Records contained in a dataset:

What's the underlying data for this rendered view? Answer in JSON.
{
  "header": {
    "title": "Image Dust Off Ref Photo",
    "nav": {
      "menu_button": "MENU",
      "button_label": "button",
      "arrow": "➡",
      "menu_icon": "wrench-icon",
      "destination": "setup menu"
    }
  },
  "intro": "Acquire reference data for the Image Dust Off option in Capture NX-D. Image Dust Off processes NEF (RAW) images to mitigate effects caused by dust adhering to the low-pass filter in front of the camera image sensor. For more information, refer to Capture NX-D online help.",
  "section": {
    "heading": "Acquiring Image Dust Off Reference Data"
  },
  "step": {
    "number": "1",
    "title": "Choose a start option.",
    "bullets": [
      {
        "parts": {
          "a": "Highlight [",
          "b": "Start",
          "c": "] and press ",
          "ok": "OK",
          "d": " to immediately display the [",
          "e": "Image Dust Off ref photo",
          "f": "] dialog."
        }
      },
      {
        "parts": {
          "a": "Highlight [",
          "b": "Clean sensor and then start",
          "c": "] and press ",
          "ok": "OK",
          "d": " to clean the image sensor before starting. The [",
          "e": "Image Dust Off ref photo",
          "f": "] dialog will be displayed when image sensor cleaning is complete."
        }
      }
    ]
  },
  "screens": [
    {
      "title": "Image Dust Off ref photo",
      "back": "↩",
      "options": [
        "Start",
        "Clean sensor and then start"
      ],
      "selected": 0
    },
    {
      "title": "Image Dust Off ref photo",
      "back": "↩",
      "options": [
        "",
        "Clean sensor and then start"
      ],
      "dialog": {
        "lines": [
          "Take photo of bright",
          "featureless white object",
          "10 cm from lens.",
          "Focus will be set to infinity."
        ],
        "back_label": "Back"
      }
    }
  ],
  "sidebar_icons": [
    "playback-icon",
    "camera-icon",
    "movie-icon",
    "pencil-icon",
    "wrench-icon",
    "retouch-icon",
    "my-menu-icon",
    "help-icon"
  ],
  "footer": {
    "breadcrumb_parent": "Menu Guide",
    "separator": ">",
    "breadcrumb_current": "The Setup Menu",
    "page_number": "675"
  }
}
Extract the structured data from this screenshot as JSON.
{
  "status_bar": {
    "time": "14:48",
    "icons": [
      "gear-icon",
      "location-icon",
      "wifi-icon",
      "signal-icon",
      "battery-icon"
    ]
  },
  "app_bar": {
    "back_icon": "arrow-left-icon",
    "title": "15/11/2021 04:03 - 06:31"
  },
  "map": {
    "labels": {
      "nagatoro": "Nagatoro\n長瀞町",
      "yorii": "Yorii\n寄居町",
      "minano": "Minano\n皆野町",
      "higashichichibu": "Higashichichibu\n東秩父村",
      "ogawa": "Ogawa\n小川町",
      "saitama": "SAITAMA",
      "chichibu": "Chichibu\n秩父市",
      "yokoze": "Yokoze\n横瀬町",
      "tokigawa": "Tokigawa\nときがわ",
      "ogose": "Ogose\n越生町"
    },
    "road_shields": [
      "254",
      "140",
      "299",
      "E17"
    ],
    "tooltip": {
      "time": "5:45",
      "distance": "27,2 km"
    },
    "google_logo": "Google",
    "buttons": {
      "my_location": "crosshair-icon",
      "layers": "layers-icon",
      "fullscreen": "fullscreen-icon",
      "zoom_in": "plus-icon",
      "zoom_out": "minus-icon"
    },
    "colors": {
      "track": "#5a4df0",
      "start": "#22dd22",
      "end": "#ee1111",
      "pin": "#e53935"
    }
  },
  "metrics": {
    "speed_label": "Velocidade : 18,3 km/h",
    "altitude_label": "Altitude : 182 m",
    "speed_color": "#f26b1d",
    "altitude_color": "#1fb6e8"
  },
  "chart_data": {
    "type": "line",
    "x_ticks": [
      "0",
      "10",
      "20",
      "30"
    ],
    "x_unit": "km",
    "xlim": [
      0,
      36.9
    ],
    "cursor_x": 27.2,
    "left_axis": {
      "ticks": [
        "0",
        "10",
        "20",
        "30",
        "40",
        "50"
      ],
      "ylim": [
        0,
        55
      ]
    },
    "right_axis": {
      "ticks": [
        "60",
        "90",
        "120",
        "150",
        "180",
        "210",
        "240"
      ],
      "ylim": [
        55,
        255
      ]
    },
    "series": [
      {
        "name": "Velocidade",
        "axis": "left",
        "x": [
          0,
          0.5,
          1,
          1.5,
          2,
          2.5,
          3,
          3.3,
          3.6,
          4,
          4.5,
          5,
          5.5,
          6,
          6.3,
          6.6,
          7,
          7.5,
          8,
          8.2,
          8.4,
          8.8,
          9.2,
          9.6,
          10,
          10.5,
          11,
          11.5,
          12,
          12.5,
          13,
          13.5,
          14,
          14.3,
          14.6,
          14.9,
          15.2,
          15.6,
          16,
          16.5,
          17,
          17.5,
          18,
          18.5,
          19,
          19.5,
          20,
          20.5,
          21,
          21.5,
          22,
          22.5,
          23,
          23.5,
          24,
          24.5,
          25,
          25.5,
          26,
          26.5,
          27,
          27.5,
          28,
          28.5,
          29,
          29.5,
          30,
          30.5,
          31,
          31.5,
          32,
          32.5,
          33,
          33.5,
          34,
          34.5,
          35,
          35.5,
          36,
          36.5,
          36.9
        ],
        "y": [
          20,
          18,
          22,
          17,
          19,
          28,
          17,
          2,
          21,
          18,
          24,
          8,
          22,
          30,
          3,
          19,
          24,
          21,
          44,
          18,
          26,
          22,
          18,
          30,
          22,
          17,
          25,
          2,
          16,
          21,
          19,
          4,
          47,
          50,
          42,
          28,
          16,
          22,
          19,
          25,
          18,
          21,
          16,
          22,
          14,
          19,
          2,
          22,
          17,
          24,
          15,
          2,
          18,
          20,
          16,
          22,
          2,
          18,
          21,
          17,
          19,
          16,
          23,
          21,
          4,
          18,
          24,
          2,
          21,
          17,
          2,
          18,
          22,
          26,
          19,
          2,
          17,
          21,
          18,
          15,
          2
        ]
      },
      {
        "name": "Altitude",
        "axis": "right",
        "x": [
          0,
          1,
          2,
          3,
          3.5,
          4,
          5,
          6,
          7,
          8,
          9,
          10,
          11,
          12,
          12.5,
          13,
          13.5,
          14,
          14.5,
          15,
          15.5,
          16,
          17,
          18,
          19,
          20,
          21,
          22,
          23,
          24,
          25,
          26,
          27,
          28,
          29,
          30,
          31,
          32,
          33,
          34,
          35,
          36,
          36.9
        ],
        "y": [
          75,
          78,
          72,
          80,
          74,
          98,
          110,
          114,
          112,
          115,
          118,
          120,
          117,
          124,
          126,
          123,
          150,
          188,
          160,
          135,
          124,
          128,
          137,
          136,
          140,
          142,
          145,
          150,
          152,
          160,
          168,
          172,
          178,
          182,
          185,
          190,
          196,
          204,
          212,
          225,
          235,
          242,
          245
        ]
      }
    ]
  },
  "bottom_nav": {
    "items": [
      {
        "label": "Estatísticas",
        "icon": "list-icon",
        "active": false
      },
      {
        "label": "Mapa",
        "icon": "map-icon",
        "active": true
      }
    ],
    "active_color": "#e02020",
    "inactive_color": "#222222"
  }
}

- _AIM_
Return all of the entries exactly as they were supplied.

- _THE COMPLETED TASK_
What's the underlying data for this rendered view? Answer in JSON.
{
  "header": {
    "title": "Image Dust Off Ref Photo",
    "nav": {
      "menu_button": "MENU",
      "button_label": "button",
      "arrow": "➡",
      "menu_icon": "wrench-icon",
      "destination": "setup menu"
    }
  },
  "intro": "Acquire reference data for the Image Dust Off option in Capture NX-D. Image Dust Off processes NEF (RAW) images to mitigate effects caused by dust adhering to the low-pass filter in front of the camera image sensor. For more information, refer to Capture NX-D online help.",
  "section": {
    "heading": "Acquiring Image Dust Off Reference Data"
  },
  "step": {
    "number": "1",
    "title": "Choose a start option.",
    "bullets": [
      {
        "parts": {
          "a": "Highlight [",
          "b": "Start",
          "c": "] and press ",
          "ok": "OK",
          "d": " to immediately display the [",
          "e": "Image Dust Off ref photo",
          "f": "] dialog."
        }
      },
      {
        "parts": {
          "a": "Highlight [",
          "b": "Clean sensor and then start",
          "c": "] and press ",
          "ok": "OK",
          "d": " to clean the image sensor before starting. The [",
          "e": "Image Dust Off ref photo",
          "f": "] dialog will be displayed when image sensor cleaning is complete."
        }
      }
    ]
  },
  "screens": [
    {
      "title": "Image Dust Off ref photo",
      "back": "↩",
      "options": [
        "Start",
        "Clean sensor and then start"
      ],
      "selected": 0
    },
    {
      "title": "Image Dust Off ref photo",
      "back": "↩",
      "options": [
        "",
        "Clean sensor and then start"
      ],
      "dialog": {
        "lines": [
          "Take photo of bright",
          "featureless white object",
          "10 cm from lens.",
          "Focus will be set to infinity."
        ],
        "back_label": "Back"
      }
    }
  ],
  "sidebar_icons": [
    "playback-icon",
    "camera-icon",
    "movie-icon",
    "pencil-icon",
    "wrench-icon",
    "retouch-icon",
    "my-menu-icon",
    "help-icon"
  ],
  "footer": {
    "breadcrumb_parent": "Menu Guide",
    "separator": ">",
    "breadcrumb_current": "The Setup Menu",
    "page_number": "675"
  }
}
Extract the structured data from this screenshot as JSON.
{
  "status_bar": {
    "time": "14:48",
    "icons": [
      "gear-icon",
      "location-icon",
      "wifi-icon",
      "signal-icon",
      "battery-icon"
    ]
  },
  "app_bar": {
    "back_icon": "arrow-left-icon",
    "title": "15/11/2021 04:03 - 06:31"
  },
  "map": {
    "labels": {
      "nagatoro": "Nagatoro\n長瀞町",
      "yorii": "Yorii\n寄居町",
      "minano": "Minano\n皆野町",
      "higashichichibu": "Higashichichibu\n東秩父村",
      "ogawa": "Ogawa\n小川町",
      "saitama": "SAITAMA",
      "chichibu": "Chichibu\n秩父市",
      "yokoze": "Yokoze\n横瀬町",
      "tokigawa": "Tokigawa\nときがわ",
      "ogose": "Ogose\n越生町"
    },
    "road_shields": [
      "254",
      "140",
      "299",
      "E17"
    ],
    "tooltip": {
      "time": "5:45",
      "distance": "27,2 km"
    },
    "google_logo": "Google",
    "buttons": {
      "my_location": "crosshair-icon",
      "layers": "layers-icon",
      "fullscreen": "fullscreen-icon",
      "zoom_in": "plus-icon",
      "zoom_out": "minus-icon"
    },
    "colors": {
      "track": "#5a4df0",
      "start": "#22dd22",
      "end": "#ee1111",
      "pin": "#e53935"
    }
  },
  "metrics": {
    "speed_label": "Velocidade : 18,3 km/h",
    "altitude_label": "Altitude : 182 m",
    "speed_color": "#f26b1d",
    "altitude_color": "#1fb6e8"
  },
  "chart_data": {
    "type": "line",
    "x_ticks": [
      "0",
      "10",
      "20",
      "30"
    ],
    "x_unit": "km",
    "xlim": [
      0,
      36.9
    ],
    "cursor_x": 27.2,
    "left_axis": {
      "ticks": [
        "0",
        "10",
        "20",
        "30",
        "40",
        "50"
      ],
      "ylim": [
        0,
        55
      ]
    },
    "right_axis": {
      "ticks": [
        "60",
        "90",
        "120",
        "150",
        "180",
        "210",
        "240"
      ],
      "ylim": [
        55,
        255
      ]
    },
    "series": [
      {
        "name": "Velocidade",
        "axis": "left",
        "x": [
          0,
          0.5,
          1,
          1.5,
          2,
          2.5,
          3,
          3.3,
          3.6,
          4,
          4.5,
          5,
          5.5,
          6,
          6.3,
          6.6,
          7,
          7.5,
          8,
          8.2,
          8.4,
          8.8,
          9.2,
          9.6,
          10,
          10.5,
          11,
          11.5,
          12,
          12.5,
          13,
          13.5,
          14,
          14.3,
          14.6,
          14.9,
          15.2,
          15.6,
          16,
          16.5,
          17,
          17.5,
          18,
          18.5,
          19,
          19.5,
          20,
          20.5,
          21,
          21.5,
          22,
          22.5,
          23,
          23.5,
          24,
          24.5,
          25,
          25.5,
          26,
          26.5,
          27,
          27.5,
          28,
          28.5,
          29,
          29.5,
          30,
          30.5,
          31,
          31.5,
          32,
          32.5,
          33,
          33.5,
          34,
          34.5,
          35,
          35.5,
          36,
          36.5,
          36.9
        ],
        "y": [
          20,
          18,
          22,
          17,
          19,
          28,
          17,
          2,
          21,
          18,
          24,
          8,
          22,
          30,
          3,
          19,
          24,
          21,
          44,
          18,
          26,
          22,
          18,
          30,
          22,
          17,
          25,
          2,
          16,
          21,
          19,
          4,
          47,
          50,
          42,
          28,
          16,
          22,
          19,
          25,
          18,
          21,
          16,
          22,
          14,
          19,
          2,
          22,
          17,
          24,
          15,
          2,
          18,
          20,
          16,
          22,
          2,
          18,
          21,
          17,
          19,
          16,
          23,
          21,
          4,
          18,
          24,
          2,
          21,
          17,
          2,
          18,
          22,
          26,
          19,
          2,
          17,
          21,
          18,
          15,
          2
        ]
      },
      {
        "name": "Altitude",
        "axis": "right",
        "x": [
          0,
          1,
          2,
          3,
          3.5,
          4,
          5,
          6,
          7,
          8,
          9,
          10,
          11,
          12,
          12.5,
          13,
          13.5,
          14,
          14.5,
          15,
          15.5,
          16,
          17,
          18,
          19,
          20,
          21,
          22,
          23,
          24,
          25,
          26,
          27,
          28,
          29,
          30,
          31,
          32,
          33,
          34,
          35,
          36,
          36.9
        ],
        "y": [
          75,
          78,
          72,
          80,
          74,
          98,
          110,
          114,
          112,
          115,
          118,
          120,
          117,
          124,
          126,
          123,
          150,
          188,
          160,
          135,
          124,
          128,
          137,
          136,
          140,
          142,
          145,
          150,
          152,
          160,
          168,
          172,
          178,
          182,
          185,
          190,
          196,
          204,
          212,
          225,
          235,
          242,
          245
        ]
      }
    ]
  },
  "bottom_nav": {
    "items": [
      {
        "label": "Estatísticas",
        "icon": "list-icon",
        "active": false
      },
      {
        "label": "Mapa",
        "icon": "map-icon",
        "active": true
      }
    ],
    "active_color": "#e02020",
    "inactive_color": "#222222"
  }
}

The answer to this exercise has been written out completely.